REQUEST
Check each line of the listing below for the string "applicant", and copy the ones that have it.

RECORD LIST
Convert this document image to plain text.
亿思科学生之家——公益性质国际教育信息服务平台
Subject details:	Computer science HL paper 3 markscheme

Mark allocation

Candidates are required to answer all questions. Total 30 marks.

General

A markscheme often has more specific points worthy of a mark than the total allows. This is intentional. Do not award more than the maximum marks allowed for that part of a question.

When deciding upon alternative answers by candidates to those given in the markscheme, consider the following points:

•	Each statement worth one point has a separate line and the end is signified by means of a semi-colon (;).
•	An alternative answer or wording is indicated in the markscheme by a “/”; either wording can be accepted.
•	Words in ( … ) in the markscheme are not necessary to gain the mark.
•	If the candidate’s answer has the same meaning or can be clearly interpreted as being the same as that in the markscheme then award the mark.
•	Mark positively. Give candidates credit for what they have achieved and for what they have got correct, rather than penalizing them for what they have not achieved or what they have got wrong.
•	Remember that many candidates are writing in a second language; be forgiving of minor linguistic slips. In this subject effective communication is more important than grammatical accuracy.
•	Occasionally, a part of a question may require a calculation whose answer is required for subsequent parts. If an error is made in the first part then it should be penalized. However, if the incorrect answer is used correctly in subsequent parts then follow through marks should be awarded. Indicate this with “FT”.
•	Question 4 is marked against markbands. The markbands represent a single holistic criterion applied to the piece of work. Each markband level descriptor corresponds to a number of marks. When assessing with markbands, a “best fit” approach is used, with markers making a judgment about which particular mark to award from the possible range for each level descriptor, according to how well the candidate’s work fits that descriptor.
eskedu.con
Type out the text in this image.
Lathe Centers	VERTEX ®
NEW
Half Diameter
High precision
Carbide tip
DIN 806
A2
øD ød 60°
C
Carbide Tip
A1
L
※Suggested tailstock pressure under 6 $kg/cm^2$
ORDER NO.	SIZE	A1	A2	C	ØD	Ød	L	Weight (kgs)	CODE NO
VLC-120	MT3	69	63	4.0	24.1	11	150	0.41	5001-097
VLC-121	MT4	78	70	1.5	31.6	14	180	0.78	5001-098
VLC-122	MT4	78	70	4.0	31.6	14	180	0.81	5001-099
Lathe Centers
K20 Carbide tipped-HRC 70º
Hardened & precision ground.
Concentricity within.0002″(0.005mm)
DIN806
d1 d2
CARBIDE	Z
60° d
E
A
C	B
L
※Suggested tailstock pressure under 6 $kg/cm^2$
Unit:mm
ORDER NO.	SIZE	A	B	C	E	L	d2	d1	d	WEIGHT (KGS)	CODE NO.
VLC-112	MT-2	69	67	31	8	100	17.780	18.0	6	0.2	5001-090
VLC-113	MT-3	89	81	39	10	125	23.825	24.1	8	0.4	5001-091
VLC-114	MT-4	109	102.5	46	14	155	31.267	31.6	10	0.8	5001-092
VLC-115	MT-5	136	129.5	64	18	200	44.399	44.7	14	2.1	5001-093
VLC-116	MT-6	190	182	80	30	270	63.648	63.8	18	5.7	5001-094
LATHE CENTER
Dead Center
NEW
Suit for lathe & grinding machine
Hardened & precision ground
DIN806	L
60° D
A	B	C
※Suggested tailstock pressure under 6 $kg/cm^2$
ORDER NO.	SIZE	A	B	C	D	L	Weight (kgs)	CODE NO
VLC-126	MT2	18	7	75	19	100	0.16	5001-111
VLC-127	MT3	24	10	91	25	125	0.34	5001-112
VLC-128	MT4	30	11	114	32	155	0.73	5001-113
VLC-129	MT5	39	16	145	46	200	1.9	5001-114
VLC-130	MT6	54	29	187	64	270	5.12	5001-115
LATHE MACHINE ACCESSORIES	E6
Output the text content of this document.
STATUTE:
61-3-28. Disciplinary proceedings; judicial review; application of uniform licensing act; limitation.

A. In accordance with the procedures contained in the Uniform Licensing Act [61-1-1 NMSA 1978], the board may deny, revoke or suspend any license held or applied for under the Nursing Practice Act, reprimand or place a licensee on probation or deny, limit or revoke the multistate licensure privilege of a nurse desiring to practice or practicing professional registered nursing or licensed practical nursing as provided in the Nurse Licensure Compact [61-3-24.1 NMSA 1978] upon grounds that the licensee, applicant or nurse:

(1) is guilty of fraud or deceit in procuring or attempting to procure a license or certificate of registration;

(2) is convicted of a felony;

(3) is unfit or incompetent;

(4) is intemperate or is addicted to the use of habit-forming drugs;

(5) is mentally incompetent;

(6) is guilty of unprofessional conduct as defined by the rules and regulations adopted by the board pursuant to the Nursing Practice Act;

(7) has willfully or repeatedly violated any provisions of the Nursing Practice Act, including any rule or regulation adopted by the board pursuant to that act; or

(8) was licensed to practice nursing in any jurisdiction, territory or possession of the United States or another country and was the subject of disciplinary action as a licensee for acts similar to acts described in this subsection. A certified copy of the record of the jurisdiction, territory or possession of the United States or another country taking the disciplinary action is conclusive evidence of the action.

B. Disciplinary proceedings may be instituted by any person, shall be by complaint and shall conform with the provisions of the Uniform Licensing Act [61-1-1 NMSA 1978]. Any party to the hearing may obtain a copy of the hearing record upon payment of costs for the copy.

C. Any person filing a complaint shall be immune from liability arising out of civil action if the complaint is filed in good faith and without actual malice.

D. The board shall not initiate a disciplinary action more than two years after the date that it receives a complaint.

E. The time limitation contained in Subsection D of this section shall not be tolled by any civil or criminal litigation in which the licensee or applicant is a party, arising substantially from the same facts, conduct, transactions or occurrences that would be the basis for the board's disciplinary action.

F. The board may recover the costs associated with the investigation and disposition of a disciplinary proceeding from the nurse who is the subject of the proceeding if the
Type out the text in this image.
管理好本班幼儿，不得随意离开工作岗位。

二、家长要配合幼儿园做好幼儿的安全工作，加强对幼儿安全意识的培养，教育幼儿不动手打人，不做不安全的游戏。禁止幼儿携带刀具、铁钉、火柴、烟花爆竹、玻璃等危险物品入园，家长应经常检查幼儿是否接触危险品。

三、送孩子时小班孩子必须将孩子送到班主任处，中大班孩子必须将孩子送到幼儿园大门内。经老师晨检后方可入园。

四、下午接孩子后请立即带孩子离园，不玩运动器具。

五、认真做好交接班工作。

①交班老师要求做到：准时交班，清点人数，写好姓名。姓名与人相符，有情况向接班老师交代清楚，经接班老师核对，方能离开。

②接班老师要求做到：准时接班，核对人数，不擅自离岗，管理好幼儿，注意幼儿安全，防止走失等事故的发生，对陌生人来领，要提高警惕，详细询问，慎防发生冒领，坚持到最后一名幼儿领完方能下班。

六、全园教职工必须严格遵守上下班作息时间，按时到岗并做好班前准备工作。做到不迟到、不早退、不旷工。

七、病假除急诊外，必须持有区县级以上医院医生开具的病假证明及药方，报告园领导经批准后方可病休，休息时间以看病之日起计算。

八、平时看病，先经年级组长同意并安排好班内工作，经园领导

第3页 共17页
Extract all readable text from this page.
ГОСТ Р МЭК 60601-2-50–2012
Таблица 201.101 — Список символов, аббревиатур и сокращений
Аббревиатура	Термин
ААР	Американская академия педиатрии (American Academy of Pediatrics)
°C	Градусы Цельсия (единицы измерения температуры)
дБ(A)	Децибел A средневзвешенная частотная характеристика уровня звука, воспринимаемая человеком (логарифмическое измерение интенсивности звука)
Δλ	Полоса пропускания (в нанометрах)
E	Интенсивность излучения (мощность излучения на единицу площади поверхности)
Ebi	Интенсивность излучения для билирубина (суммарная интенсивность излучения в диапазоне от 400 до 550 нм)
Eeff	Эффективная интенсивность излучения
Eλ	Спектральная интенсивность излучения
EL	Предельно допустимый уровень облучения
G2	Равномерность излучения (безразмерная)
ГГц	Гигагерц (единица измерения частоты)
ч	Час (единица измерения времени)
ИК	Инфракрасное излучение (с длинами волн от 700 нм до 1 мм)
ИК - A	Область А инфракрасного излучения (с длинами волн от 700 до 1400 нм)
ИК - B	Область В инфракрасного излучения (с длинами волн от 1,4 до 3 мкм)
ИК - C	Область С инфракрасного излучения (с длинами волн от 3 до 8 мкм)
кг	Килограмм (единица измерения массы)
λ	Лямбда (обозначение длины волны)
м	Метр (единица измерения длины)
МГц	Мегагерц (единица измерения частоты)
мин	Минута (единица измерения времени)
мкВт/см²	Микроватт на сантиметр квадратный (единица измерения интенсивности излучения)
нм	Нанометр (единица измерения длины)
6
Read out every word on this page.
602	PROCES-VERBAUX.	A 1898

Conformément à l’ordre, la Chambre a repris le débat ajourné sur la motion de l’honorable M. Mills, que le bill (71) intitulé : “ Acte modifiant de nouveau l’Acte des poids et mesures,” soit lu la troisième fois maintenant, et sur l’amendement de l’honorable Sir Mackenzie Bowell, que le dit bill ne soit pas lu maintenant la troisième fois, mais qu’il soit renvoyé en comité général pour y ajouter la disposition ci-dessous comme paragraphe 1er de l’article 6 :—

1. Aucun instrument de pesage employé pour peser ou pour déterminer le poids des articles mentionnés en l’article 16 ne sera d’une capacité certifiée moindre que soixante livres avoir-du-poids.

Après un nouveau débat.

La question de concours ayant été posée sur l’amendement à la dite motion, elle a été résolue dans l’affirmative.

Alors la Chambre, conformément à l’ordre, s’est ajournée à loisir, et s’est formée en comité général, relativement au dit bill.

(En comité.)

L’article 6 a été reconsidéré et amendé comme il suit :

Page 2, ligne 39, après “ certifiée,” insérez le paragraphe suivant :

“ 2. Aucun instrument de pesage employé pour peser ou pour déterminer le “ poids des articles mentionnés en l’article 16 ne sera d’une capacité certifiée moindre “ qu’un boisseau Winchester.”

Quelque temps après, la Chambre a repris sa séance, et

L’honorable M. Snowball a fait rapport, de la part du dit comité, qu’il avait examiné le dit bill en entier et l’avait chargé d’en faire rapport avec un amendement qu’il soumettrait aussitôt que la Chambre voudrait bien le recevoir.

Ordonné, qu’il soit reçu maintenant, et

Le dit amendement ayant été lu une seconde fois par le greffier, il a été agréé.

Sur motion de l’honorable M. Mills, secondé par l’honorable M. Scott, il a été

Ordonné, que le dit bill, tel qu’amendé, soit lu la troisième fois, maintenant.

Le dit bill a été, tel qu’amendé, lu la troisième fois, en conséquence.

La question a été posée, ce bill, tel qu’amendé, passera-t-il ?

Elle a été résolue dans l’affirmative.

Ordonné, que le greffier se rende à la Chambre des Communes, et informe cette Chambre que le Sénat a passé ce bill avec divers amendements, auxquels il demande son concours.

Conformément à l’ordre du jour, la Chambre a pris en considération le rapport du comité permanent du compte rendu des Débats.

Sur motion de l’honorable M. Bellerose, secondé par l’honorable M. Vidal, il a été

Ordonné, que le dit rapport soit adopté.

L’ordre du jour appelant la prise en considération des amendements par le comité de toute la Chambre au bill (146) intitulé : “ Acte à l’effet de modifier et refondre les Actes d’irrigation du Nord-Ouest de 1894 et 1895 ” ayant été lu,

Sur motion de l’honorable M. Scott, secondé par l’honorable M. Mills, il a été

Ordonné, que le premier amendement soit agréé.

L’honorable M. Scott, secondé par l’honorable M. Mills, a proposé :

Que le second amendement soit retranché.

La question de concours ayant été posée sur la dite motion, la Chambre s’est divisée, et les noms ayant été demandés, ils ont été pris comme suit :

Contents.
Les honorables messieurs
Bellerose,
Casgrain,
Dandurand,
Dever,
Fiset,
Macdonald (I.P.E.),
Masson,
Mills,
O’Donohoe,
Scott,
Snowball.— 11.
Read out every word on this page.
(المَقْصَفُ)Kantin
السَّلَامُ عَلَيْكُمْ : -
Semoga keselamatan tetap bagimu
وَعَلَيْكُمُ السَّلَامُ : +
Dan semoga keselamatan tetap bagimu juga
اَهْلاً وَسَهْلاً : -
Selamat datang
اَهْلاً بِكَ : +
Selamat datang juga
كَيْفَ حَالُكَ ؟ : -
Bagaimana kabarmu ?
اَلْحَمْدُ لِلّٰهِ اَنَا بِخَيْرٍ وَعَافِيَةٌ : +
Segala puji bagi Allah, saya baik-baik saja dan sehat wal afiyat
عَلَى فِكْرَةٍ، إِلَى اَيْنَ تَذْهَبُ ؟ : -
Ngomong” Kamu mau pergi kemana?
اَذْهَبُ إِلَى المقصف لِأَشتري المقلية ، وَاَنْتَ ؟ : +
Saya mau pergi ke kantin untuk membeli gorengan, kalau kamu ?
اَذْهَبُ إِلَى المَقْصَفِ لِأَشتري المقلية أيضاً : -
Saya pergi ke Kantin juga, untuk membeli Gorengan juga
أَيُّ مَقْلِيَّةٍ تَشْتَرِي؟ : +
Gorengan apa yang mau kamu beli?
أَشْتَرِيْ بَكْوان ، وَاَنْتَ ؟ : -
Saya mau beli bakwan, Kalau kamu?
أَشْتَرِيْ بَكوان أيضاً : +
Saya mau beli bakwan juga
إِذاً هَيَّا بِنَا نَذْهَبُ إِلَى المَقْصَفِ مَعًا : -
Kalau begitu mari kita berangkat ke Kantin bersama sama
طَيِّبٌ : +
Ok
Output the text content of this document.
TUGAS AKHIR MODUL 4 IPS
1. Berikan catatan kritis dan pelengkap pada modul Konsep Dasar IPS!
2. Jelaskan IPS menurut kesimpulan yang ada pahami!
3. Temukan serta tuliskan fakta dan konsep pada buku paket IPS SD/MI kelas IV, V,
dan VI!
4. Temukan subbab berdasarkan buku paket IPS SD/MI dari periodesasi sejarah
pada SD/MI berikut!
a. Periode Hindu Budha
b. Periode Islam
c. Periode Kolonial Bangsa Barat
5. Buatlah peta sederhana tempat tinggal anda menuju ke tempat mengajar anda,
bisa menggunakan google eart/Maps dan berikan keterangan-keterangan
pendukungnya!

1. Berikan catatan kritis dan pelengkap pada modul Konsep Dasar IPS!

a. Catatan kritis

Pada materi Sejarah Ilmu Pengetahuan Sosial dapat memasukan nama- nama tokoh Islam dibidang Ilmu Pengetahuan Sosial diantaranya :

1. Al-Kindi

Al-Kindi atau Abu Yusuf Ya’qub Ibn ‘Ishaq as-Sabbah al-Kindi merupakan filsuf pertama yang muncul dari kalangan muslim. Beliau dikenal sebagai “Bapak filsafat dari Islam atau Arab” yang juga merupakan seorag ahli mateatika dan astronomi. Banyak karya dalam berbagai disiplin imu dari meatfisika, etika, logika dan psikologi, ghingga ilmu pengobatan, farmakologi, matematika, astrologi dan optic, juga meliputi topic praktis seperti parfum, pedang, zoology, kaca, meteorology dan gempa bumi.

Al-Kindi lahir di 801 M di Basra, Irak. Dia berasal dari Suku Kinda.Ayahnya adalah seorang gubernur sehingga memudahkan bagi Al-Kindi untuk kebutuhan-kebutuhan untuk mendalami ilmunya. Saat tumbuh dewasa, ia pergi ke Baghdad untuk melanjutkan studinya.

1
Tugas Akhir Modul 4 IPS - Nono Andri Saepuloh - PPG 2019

COMPLETE RESPONSE
A. In accordance with the procedures contained in the Uniform Licensing Act [61-1-1 NMSA 1978], the board may deny, revoke or suspend any license held or applied for under the Nursing Practice Act, reprimand or place a licensee on probation or deny, limit or revoke the multistate licensure privilege of a nurse desiring to practice or practicing professional registered nursing or licensed practical nursing as provided in the Nurse Licensure Compact [61-3-24.1 NMSA 1978] upon grounds that the licensee, applicant or nurse:
E. The time limitation contained in Subsection D of this section shall not be tolled by any civil or criminal litigation in which the licensee or applicant is a party, arising substantially from the same facts, conduct, transactions or occurrences that would be the basis for the board's disciplinary action.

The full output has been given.